EXERCISE GOAL: According to the Daniel Grimshaw profile, on what date did he make his professional debut, and against which team?

DOCUMENT EXCERPT:
■ ■ ■

Personal information
- Full name: Daniel James Grimshaw
- Date of birth: 16 January 1998 (age 28)
- Place of birth: Salford, England
- Height: 1.85 m (6 ft 1 in)
- Position: Goalkeeper

Team information
- Current team: Norwich City
- Number: 32

Youth career
- 000–2021: Manchester City

Senior career*
- Years: Team / Apps / (Gls)
- 2019–2021: Manchester City / 0 / (0)
- 2020: → Hemel Hempstead Town (loan) / 7 / (0)
- 2020–2021: → Lommel (loan) / 10 / (0)
- 2021–2024: Blackpool / 91 / (0)
- 2024–2025: Plymouth Argyle / 21 / (0)
- 2025–: Norwich City / 1 / (0)

= Daniel Grimshaw =

English footballer (born 1998)

Daniel James Grimshaw (born 16 January 1998) is an English professional footballer who plays as a goalkeeper for club Norwich City. He has previously played for Manchester City, Hemel Hempstead Town, Lommel, Blackpool and Plymouth Argyle.

==Career==
Born in Salford, Grimshaw joined his local club Manchester City as a teenager. In June 2018, he signed a new three-year deal with the club. He was involved in a matchday squad for Manchester City for the first time in January 2019 as an unused substitute in an EFL Cup tie with Burton Albion.

In January 2020, he joined National League South side Hemel Hempstead Town on loan until the end of the season.

On 5 October 2020, he joined Belgian First Division B side Lommel on a season-long loan deal. On 15 February 2021, he made his professional debut in a 1–1 draw with Westerlo.

===Blackpool===
Grimshaw joined Blackpool on 1 July 2021 after signing a two-year contract, with the club having the option to extend it for a further twelve months. He joined them on a free transfer as his Manchester City contract had expired.

■ ■ ■

SUPPLIED RECORDS:
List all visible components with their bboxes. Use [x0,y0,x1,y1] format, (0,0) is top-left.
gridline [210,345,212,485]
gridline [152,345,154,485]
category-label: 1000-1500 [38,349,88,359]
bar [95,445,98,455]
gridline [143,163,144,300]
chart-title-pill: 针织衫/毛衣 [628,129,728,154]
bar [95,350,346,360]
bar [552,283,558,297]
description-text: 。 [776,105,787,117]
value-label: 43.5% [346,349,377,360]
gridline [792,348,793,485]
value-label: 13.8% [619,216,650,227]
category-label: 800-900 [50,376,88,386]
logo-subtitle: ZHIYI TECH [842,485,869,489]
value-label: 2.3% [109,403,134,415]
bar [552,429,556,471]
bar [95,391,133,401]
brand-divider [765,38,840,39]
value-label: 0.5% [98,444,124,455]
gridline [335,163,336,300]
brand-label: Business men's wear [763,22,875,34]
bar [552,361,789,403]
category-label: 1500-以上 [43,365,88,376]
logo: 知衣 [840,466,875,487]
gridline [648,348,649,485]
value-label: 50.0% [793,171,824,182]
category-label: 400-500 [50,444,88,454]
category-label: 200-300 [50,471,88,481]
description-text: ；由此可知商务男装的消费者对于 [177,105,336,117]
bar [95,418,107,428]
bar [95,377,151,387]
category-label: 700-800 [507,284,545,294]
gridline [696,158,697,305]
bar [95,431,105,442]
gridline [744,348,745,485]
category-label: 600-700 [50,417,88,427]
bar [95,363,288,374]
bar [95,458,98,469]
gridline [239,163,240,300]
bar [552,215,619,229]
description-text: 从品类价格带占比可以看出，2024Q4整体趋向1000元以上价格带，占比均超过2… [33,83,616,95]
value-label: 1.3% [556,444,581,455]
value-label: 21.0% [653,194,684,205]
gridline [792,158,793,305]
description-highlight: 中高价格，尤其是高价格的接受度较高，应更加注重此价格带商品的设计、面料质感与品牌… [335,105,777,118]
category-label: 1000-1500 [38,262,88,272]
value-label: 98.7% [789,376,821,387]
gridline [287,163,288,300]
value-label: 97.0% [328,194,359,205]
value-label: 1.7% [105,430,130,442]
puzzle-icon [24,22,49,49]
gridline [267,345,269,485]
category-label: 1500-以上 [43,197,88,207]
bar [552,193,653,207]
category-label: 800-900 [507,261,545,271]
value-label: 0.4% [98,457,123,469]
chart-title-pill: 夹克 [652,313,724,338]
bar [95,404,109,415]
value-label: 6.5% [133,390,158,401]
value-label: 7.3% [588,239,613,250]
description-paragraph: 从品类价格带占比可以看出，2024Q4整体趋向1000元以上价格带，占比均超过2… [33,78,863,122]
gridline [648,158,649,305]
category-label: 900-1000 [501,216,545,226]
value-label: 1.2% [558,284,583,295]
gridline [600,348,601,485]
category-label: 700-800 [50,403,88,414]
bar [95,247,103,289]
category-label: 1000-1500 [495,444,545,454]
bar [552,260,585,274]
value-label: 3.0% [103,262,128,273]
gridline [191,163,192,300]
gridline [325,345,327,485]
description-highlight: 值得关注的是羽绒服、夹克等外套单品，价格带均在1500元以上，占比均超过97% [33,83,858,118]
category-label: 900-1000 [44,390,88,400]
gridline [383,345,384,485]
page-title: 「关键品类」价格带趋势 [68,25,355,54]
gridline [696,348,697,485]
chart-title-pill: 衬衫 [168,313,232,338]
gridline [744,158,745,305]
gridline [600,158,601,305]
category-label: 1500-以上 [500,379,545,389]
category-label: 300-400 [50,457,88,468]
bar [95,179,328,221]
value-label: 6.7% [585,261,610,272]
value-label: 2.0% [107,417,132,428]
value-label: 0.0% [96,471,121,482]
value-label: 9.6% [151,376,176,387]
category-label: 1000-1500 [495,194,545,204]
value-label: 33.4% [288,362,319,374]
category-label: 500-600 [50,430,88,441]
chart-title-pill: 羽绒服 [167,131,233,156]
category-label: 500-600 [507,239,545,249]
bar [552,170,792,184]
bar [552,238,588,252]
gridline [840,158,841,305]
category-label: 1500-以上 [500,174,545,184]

■ ■ ■

TASK OUTPUT: On 15 February 2021, against Westerlo.